### Written instruction
Look through the material below. Copy every line with the string "рубрики" in it.

### Material

▬▬▬▬▬▬▬▬▬▬

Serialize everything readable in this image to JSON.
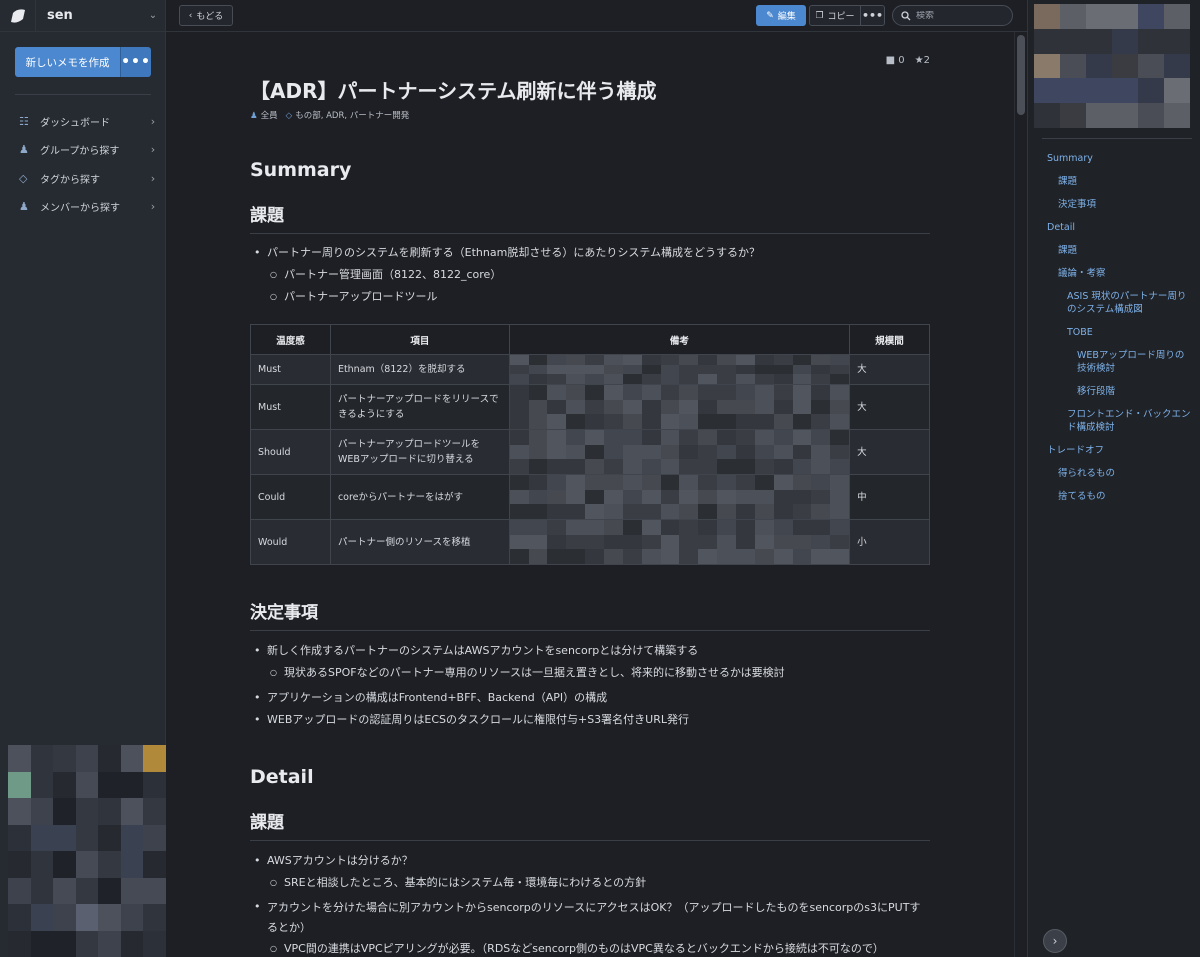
{
  "sidebar": {
    "team_name": "sen",
    "new_memo_label": "新しいメモを作成",
    "more_label": "•••",
    "nav": [
      {
        "icon": "dashboard-icon",
        "label": "ダッシュボード"
      },
      {
        "icon": "group-icon",
        "label": "グループから探す"
      },
      {
        "icon": "tag-icon",
        "label": "タグから探す"
      },
      {
        "icon": "member-icon",
        "label": "メンバーから探す"
      }
    ]
  },
  "toolbar": {
    "back_label": "もどる",
    "edit_label": "編集",
    "copy_label": "コピー",
    "more_label": "•••",
    "search_placeholder": "検索"
  },
  "memo": {
    "comment_count": "0",
    "star_count": "2",
    "title": "【ADR】パートナーシステム刷新に伴う構成",
    "group": "全員",
    "tags": "もの部, ADR, パートナー開発",
    "summary_heading": "Summary",
    "issue_heading": "課題",
    "issue_items": {
      "main": "パートナー周りのシステムを刷新する（Ethnam脱却させる）にあたりシステム構成をどうするか？",
      "sub1": "パートナー管理画面（8122、8122_core）",
      "sub2": "パートナーアップロードツール"
    },
    "table": {
      "headers": [
        "温度感",
        "項目",
        "備考",
        "規模間"
      ],
      "rows": [
        {
          "priority": "Must",
          "item": "Ethnam（8122）を脱却する",
          "scale": "大"
        },
        {
          "priority": "Must",
          "item": "パートナーアップロードをリリースできるようにする",
          "scale": "大"
        },
        {
          "priority": "Should",
          "item": "パートナーアップロードツールをWEBアップロードに切り替える",
          "scale": "大"
        },
        {
          "priority": "Could",
          "item": "coreからパートナーをはがす",
          "scale": "中"
        },
        {
          "priority": "Would",
          "item": "パートナー側のリソースを移植",
          "scale": "小"
        }
      ]
    },
    "decision_heading": "決定事項",
    "decision_items": {
      "d1": "新しく作成するパートナーのシステムはAWSアカウントをsencorpとは分けて構築する",
      "d1_sub": "現状あるSPOFなどのパートナー専用のリソースは一旦据え置きとし、将来的に移動させるかは要検討",
      "d2": "アプリケーションの構成はFrontend+BFF、Backend（API）の構成",
      "d3": "WEBアップロードの認証周りはECSのタスクロールに権限付与+S3署名付きURL発行"
    },
    "detail_heading": "Detail",
    "detail_issue_heading": "課題",
    "detail_items": {
      "q1": "AWSアカウントは分けるか？",
      "q1_sub": "SREと相談したところ、基本的にはシステム毎・環境毎にわけるとの方針",
      "q2": "アカウントを分けた場合に別アカウントからsencorpのリソースにアクセスはOK？（アップロードしたものをsencorpのs3にPUTするとか）",
      "q2_sub": "VPC間の連携はVPCピアリングが必要。（RDSなどsencorp側のものはVPC異なるとバックエンドから接続は不可なので）"
    }
  },
  "toc": [
    {
      "level": 1,
      "label": "Summary"
    },
    {
      "level": 2,
      "label": "課題"
    },
    {
      "level": 2,
      "label": "決定事項"
    },
    {
      "level": 1,
      "label": "Detail"
    },
    {
      "level": 2,
      "label": "課題"
    },
    {
      "level": 2,
      "label": "議論・考察"
    },
    {
      "level": 3,
      "label": "ASIS 現状のパートナー周りのシステム構成図"
    },
    {
      "level": 3,
      "label": "TOBE"
    },
    {
      "level": 4,
      "label": "WEBアップロード周りの技術検討"
    },
    {
      "level": 4,
      "label": "移行段階"
    },
    {
      "level": 3,
      "label": "フロントエンド・バックエンド構成検討"
    },
    {
      "level": 1,
      "label": "トレードオフ"
    },
    {
      "level": 2,
      "label": "得られるもの"
    },
    {
      "level": 2,
      "label": "捨てるもの"
    }
  ],
  "colors": {
    "accent": "#4b88cf",
    "link": "#7eb1e8",
    "background": "#1d1f24",
    "sidebar": "#262a31"
  }
}
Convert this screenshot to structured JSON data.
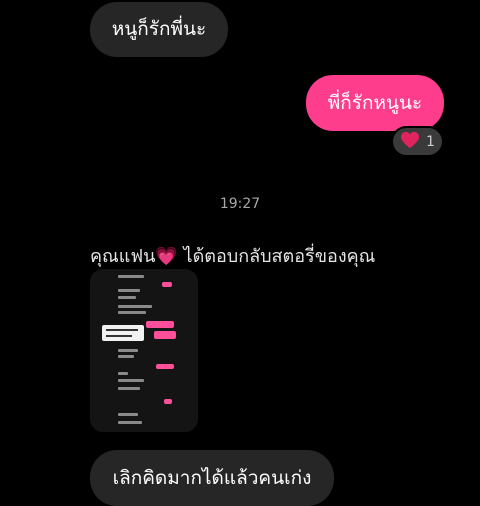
{
  "messages": {
    "incoming_1": "หนูก็รักพี่นะ",
    "outgoing_1": "พี่ก็รักหนูนะ",
    "incoming_2": "เลิกคิดมากได้แล้วคนเก่ง"
  },
  "reaction": {
    "icon": "heart-icon",
    "count": "1",
    "color": "#e0245e"
  },
  "timestamp": "19:27",
  "story_reply": {
    "label": "คุณแฟน💗 ได้ตอบกลับสตอรี่ของคุณ",
    "thumbnail_icon": "story-screenshot"
  },
  "colors": {
    "outgoing_bubble": "#ff3d8d",
    "incoming_bubble": "#262626",
    "background": "#000000"
  }
}
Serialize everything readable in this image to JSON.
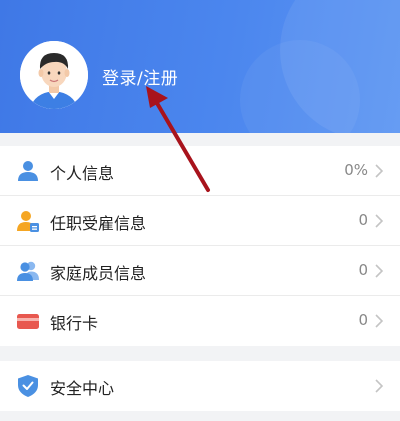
{
  "header": {
    "login_label": "登录/注册"
  },
  "menu_group_1": {
    "items": [
      {
        "label": "个人信息",
        "value": "0%",
        "icon": "person-icon"
      },
      {
        "label": "任职受雇信息",
        "value": "0",
        "icon": "employee-badge-icon"
      },
      {
        "label": "家庭成员信息",
        "value": "0",
        "icon": "family-icon"
      },
      {
        "label": "银行卡",
        "value": "0",
        "icon": "bank-card-icon"
      }
    ]
  },
  "menu_group_2": {
    "items": [
      {
        "label": "安全中心",
        "icon": "shield-icon"
      }
    ]
  },
  "colors": {
    "header_blue": "#4580ea",
    "icon_blue": "#4a90e2",
    "icon_orange": "#f5a623",
    "card_red": "#e8584f",
    "annotation_arrow": "#a8131c"
  }
}
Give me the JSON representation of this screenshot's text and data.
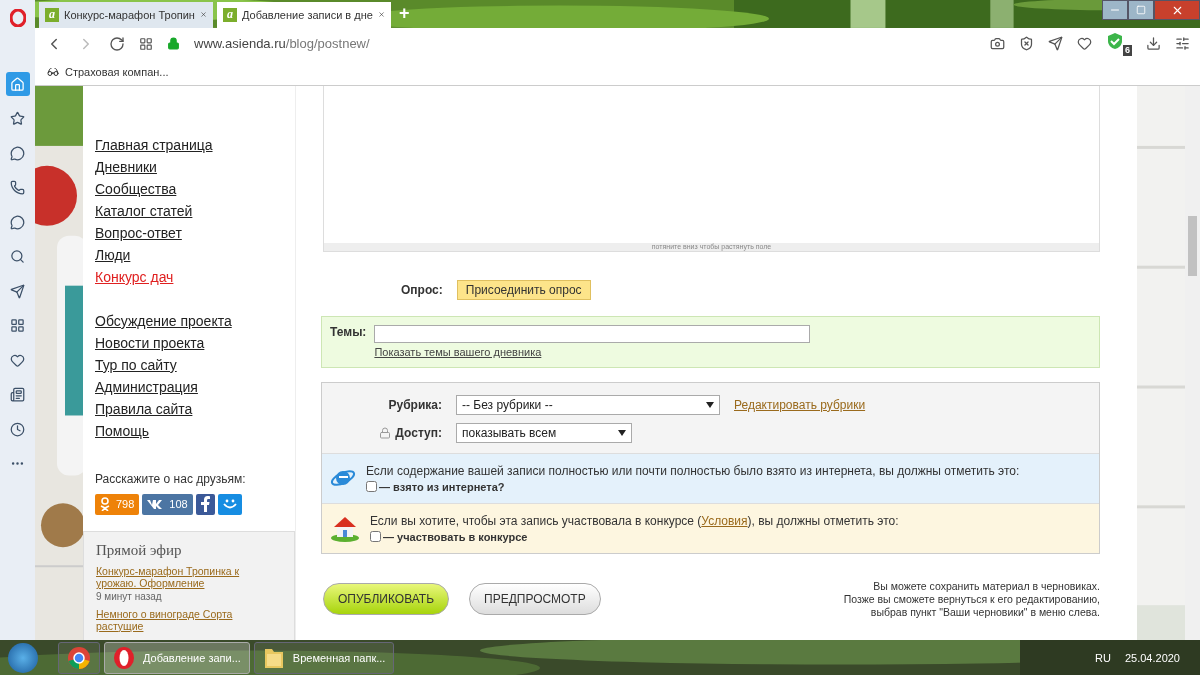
{
  "browser": {
    "tabs": [
      {
        "favicon": "a",
        "title": "Конкурс-марафон Тропин",
        "selected": false
      },
      {
        "favicon": "a",
        "title": "Добавление записи в дне",
        "selected": true
      }
    ],
    "new_tab": "+",
    "url_domain": "www.asienda.ru",
    "url_path": "/blog/postnew/",
    "bookmarks": [
      "Страховая компан..."
    ],
    "adblock_count": "6"
  },
  "nav": {
    "main": [
      {
        "label": "Главная страница",
        "highlight": false
      },
      {
        "label": "Дневники",
        "highlight": false
      },
      {
        "label": "Сообщества",
        "highlight": false
      },
      {
        "label": "Каталог статей",
        "highlight": false
      },
      {
        "label": "Вопрос-ответ",
        "highlight": false
      },
      {
        "label": "Люди",
        "highlight": false
      },
      {
        "label": "Конкурс дач",
        "highlight": true
      }
    ],
    "project": [
      {
        "label": "Обсуждение проекта",
        "highlight": false
      },
      {
        "label": "Новости проекта",
        "highlight": false
      },
      {
        "label": "Тур по сайту",
        "highlight": false
      },
      {
        "label": "Администрация",
        "highlight": false
      },
      {
        "label": "Правила сайта",
        "highlight": false
      },
      {
        "label": "Помощь",
        "highlight": false
      }
    ]
  },
  "share": {
    "title": "Расскажите о нас друзьям:",
    "buttons": [
      {
        "kind": "ok",
        "count": "798"
      },
      {
        "kind": "vk",
        "count": "108"
      },
      {
        "kind": "fb"
      },
      {
        "kind": "mm"
      }
    ]
  },
  "live": {
    "title": "Прямой эфир",
    "items": [
      {
        "link": "Конкурс-марафон Тропинка к урожаю. Оформление",
        "time": "9 минут назад"
      },
      {
        "link": "Немного о винограде Сорта растущие"
      }
    ]
  },
  "editor": {
    "resize_hint": "потяните вниз чтобы растянуть поле"
  },
  "poll": {
    "label": "Опрос:",
    "button": "Присоединить опрос"
  },
  "topics": {
    "label": "Темы:",
    "link": "Показать темы вашего дневника"
  },
  "rubric": {
    "label": "Рубрика:",
    "value": "-- Без рубрики --",
    "link": "Редактировать рубрики"
  },
  "access": {
    "label": "Доступ:",
    "value": "показывать всем"
  },
  "internet": {
    "text": "Если содержание вашей записи полностью или почти полностью было взято из интернета, вы должны отметить это:",
    "checkbox": "— взято из интернета?",
    "checked": false
  },
  "contest": {
    "text_before": "Если вы хотите, чтобы эта запись участвовала в конкурсе (",
    "link": "Условия",
    "text_after": "), вы должны отметить это:",
    "checkbox": "— участвовать в конкурсе",
    "checked": false
  },
  "actions": {
    "publish": "ОПУБЛИКОВАТЬ",
    "preview": "ПРЕДПРОСМОТР",
    "note": [
      "Вы можете сохранить материал в черновиках.",
      "Позже вы сможете вернуться к его редактированию,",
      "выбрав пункт \"Ваши черновики\" в меню слева."
    ]
  },
  "taskbar": {
    "apps": [
      {
        "kind": "chrome",
        "selected": false
      },
      {
        "kind": "opera",
        "label": "Добавление запи...",
        "selected": true
      },
      {
        "kind": "folder",
        "label": "Временная папк...",
        "selected": false
      }
    ],
    "lang": "RU",
    "date": "25.04.2020"
  }
}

▬▬▬▬▬▬▬▬▬▬

### Task response
    "value": "-- Без рубрики --",
    "link": "Редактировать рубрики"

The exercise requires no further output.